Start of Record excerpts

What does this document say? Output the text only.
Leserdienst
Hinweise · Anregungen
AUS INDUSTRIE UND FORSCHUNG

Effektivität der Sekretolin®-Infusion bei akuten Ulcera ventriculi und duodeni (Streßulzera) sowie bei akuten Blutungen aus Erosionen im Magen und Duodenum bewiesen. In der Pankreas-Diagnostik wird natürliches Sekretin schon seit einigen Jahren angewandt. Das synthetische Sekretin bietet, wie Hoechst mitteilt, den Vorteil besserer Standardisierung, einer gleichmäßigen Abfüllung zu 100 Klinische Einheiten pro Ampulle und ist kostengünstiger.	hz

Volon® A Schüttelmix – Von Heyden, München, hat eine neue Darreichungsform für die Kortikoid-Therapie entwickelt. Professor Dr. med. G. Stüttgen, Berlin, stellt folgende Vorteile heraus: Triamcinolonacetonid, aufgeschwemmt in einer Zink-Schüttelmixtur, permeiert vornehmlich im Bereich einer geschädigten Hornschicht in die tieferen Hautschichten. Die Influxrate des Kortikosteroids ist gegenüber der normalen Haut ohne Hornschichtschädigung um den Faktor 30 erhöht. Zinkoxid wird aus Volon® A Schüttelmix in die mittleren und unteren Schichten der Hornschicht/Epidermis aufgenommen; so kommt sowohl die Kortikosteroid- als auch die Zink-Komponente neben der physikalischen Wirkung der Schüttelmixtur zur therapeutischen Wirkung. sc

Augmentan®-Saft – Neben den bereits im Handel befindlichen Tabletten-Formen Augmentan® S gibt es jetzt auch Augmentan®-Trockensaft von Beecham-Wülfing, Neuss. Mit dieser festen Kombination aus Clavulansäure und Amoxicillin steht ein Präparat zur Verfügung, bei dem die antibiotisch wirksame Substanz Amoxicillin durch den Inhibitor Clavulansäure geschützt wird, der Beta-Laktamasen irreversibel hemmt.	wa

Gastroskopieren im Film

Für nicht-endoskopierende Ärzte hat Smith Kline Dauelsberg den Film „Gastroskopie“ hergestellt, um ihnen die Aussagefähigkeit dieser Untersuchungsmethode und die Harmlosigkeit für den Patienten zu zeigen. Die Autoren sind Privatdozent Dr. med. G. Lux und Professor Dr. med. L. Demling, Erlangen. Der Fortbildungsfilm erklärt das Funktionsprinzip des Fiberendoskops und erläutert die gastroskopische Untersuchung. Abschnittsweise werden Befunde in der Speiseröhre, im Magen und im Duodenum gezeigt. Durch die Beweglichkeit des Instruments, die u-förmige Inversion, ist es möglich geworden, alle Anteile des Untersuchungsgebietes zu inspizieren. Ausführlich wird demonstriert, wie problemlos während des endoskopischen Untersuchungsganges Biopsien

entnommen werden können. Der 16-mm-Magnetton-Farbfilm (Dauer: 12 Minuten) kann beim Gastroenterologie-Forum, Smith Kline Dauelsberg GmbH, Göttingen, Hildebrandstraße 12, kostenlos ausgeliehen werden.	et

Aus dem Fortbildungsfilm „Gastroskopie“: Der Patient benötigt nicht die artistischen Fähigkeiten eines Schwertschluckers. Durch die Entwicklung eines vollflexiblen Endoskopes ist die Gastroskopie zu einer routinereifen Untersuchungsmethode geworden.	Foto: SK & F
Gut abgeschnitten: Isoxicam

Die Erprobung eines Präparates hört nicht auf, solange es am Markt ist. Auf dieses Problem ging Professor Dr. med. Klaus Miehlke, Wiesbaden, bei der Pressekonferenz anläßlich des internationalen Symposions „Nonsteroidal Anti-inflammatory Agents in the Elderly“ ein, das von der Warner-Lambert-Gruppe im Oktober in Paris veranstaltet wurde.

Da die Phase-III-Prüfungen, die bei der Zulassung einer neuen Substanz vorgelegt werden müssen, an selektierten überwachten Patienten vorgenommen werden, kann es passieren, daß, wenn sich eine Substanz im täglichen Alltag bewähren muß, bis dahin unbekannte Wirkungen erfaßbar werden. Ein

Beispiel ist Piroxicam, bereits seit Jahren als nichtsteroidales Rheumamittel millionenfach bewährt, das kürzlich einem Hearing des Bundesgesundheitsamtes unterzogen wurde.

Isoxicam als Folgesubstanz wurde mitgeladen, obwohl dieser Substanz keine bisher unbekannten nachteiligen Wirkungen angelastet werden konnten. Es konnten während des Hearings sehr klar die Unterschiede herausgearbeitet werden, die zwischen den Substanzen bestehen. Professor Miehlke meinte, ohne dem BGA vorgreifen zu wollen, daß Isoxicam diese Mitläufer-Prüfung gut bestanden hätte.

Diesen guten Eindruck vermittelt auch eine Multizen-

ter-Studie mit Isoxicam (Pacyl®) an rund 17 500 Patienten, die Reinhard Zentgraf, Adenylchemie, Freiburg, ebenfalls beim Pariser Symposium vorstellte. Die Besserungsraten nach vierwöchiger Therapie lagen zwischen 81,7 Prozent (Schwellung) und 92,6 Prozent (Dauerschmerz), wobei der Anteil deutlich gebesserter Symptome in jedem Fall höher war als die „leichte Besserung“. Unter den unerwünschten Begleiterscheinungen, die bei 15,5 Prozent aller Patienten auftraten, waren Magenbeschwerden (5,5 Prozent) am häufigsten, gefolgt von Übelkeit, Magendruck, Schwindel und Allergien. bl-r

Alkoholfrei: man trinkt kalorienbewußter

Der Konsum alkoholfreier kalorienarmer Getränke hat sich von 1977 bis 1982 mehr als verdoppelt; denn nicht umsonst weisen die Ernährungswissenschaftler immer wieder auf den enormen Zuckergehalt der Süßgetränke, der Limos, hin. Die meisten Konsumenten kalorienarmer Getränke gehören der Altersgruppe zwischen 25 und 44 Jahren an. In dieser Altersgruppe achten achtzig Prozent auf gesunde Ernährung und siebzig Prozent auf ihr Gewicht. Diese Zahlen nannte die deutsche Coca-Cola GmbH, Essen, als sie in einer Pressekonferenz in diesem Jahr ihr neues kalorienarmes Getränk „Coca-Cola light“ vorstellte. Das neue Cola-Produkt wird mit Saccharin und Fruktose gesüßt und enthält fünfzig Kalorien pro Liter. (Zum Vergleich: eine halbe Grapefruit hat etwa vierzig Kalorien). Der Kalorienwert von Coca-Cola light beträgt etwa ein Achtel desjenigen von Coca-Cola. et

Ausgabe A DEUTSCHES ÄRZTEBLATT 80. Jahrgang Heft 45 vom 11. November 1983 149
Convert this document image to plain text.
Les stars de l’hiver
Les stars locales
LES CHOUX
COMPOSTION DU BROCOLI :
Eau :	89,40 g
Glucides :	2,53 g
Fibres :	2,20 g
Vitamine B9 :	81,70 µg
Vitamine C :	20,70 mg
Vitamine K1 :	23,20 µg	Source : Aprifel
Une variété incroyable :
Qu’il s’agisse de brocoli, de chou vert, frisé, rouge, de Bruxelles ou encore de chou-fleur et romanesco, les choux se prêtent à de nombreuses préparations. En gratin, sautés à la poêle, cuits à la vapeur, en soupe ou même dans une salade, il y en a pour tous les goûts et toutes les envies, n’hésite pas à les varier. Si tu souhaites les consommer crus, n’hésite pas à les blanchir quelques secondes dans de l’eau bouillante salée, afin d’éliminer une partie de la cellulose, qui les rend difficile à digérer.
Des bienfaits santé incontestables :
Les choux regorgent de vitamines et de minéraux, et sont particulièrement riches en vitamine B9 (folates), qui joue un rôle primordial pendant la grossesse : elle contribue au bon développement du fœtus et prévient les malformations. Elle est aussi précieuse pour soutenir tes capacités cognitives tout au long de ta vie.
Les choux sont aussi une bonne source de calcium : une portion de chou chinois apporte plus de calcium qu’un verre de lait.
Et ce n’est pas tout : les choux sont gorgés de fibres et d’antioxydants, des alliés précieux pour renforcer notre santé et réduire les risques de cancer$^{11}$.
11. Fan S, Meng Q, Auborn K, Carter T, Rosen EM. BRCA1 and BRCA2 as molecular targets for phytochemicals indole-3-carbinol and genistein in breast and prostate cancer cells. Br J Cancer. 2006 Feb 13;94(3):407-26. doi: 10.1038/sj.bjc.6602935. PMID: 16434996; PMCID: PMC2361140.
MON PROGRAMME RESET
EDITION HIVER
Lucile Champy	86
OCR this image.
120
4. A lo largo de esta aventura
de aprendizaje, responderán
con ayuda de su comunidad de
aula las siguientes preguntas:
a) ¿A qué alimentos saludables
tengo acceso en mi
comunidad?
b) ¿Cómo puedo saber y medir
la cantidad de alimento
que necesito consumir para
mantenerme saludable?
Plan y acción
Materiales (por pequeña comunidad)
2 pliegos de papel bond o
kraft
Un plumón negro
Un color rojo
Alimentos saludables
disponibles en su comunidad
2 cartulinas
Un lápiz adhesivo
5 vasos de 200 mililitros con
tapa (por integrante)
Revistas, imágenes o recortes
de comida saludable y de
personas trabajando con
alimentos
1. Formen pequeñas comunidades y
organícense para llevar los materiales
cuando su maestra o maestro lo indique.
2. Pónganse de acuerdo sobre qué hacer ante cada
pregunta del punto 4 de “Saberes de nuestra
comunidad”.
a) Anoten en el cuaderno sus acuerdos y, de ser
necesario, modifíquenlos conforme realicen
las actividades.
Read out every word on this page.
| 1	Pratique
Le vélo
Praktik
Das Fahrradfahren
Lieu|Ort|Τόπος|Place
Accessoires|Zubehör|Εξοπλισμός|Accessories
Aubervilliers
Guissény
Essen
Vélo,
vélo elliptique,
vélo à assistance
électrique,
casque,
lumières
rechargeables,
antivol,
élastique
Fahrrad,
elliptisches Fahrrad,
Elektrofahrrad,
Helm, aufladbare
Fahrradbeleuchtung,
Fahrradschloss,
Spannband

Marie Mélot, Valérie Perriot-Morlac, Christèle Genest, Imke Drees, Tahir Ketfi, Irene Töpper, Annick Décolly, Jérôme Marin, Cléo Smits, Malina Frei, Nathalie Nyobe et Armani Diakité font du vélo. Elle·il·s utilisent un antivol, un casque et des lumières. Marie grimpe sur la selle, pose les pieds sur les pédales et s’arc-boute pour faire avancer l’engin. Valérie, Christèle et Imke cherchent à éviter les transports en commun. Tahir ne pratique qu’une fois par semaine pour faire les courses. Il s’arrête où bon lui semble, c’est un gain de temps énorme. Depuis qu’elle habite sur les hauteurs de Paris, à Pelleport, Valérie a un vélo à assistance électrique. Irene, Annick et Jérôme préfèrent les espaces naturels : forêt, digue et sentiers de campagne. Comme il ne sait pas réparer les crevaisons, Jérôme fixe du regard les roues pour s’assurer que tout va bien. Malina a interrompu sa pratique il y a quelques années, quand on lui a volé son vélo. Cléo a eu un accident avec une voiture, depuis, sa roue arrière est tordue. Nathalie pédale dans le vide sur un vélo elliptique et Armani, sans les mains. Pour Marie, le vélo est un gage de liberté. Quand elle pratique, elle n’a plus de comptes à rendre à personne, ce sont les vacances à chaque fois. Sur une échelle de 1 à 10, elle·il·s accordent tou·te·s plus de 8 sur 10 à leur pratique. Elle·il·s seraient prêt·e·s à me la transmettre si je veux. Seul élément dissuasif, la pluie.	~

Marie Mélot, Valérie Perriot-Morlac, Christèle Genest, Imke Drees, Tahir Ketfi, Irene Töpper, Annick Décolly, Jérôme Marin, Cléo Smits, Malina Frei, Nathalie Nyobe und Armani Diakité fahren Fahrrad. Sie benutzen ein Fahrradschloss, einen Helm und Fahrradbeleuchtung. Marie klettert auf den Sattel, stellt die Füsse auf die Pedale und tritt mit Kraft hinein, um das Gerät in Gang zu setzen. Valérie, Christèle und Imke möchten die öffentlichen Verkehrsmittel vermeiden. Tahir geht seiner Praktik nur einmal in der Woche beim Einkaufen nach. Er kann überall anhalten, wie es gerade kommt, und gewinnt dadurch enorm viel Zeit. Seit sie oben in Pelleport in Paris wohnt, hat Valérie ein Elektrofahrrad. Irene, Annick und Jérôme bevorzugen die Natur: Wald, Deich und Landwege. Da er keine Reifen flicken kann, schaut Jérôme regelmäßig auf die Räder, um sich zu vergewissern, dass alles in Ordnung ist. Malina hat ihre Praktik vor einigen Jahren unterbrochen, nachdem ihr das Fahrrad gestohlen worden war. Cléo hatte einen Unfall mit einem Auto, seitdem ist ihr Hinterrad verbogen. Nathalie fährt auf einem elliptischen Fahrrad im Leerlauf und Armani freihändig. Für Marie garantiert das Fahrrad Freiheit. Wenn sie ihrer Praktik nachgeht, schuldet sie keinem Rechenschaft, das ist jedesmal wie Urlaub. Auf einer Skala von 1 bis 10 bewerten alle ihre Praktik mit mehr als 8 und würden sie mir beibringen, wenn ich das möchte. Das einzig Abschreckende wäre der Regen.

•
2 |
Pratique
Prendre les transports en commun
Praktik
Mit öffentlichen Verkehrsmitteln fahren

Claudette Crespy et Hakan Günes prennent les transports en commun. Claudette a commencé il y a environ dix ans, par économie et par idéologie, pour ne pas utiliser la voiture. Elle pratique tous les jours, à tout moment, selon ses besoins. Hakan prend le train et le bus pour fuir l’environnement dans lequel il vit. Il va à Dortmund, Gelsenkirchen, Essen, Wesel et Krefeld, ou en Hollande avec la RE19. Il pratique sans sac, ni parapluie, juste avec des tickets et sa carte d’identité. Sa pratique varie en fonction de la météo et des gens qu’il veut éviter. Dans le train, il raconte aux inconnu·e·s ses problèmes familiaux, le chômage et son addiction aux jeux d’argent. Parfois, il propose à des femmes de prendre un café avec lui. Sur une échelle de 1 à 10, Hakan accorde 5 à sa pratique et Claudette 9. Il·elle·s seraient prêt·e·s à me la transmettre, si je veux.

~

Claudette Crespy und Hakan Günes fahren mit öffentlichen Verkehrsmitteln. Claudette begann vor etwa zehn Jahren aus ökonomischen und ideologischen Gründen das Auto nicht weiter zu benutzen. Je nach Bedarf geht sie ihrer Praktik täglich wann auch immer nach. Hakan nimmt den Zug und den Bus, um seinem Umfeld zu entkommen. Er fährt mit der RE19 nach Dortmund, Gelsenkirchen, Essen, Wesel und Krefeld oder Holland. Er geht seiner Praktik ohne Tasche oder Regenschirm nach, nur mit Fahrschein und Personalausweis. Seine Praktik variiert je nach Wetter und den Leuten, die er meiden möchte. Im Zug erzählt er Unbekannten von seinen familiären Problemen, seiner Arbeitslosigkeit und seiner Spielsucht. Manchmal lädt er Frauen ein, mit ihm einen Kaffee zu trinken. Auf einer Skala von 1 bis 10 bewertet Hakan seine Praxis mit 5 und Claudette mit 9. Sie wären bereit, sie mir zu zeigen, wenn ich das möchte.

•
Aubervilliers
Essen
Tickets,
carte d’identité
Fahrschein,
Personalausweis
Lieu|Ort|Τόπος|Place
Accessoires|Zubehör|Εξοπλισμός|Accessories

End of Record excerpts

Your task is to count the lines of the records that contain "santé". Answer with only that number.

2